**WORK TO DO**
Copy every line in which the string "views" occurs.

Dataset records
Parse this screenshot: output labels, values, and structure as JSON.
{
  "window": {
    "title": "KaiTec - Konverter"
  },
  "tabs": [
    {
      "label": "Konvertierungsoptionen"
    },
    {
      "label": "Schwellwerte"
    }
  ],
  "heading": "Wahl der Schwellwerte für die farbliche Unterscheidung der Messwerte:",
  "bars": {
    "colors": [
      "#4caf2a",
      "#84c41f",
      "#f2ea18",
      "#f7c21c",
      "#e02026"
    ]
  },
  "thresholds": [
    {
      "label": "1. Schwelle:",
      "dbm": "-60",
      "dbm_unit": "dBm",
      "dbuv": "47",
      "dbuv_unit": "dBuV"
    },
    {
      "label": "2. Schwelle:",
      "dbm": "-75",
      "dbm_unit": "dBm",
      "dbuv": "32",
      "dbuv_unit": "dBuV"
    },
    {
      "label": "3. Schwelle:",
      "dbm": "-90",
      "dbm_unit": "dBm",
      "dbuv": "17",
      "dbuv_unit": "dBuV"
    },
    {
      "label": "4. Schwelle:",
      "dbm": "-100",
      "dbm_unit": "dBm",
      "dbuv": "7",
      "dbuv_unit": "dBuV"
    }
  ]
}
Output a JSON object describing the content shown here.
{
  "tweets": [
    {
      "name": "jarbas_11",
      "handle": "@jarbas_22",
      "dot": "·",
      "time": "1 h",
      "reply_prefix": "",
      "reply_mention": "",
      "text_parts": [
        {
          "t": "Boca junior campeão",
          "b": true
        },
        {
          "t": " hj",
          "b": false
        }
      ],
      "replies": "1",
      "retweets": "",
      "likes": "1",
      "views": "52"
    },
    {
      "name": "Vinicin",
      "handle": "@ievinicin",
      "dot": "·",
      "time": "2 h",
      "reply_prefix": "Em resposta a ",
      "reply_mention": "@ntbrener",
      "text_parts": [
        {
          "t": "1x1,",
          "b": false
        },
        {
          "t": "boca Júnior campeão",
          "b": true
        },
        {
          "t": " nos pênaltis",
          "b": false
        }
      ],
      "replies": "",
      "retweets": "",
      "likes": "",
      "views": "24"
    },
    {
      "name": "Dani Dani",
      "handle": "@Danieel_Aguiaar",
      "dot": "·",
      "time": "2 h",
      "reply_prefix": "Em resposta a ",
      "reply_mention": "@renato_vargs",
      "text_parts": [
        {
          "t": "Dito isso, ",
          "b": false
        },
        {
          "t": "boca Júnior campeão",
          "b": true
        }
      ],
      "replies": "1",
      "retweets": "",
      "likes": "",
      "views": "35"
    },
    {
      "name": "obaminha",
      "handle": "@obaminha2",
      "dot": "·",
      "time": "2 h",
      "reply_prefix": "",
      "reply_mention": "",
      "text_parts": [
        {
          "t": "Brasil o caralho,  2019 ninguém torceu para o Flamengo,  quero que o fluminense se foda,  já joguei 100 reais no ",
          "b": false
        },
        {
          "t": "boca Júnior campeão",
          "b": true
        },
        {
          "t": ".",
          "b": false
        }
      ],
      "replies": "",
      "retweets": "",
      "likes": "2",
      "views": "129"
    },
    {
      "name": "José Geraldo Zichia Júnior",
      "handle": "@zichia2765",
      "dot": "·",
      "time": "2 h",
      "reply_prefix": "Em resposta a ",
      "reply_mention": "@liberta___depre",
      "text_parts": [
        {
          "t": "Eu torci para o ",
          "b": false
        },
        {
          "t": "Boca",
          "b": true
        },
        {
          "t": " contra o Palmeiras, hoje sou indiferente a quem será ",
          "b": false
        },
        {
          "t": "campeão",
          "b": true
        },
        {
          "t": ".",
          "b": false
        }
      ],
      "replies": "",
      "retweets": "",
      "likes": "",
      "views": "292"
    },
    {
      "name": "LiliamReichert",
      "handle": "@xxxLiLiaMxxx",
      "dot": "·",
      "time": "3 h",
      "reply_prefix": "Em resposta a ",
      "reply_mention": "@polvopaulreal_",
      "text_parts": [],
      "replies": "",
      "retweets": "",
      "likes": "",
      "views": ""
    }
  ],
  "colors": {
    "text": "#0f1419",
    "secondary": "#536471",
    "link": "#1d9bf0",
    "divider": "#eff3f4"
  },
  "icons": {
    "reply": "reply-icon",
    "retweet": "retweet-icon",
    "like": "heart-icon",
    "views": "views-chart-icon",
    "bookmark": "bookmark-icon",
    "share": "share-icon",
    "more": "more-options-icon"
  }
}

**THE COMPLETED TASK**
      "views": "52"
      "views": "24"
      "views": "35"
      "views": "129"
      "views": "292"
      "views": ""
    "views": "views-chart-icon",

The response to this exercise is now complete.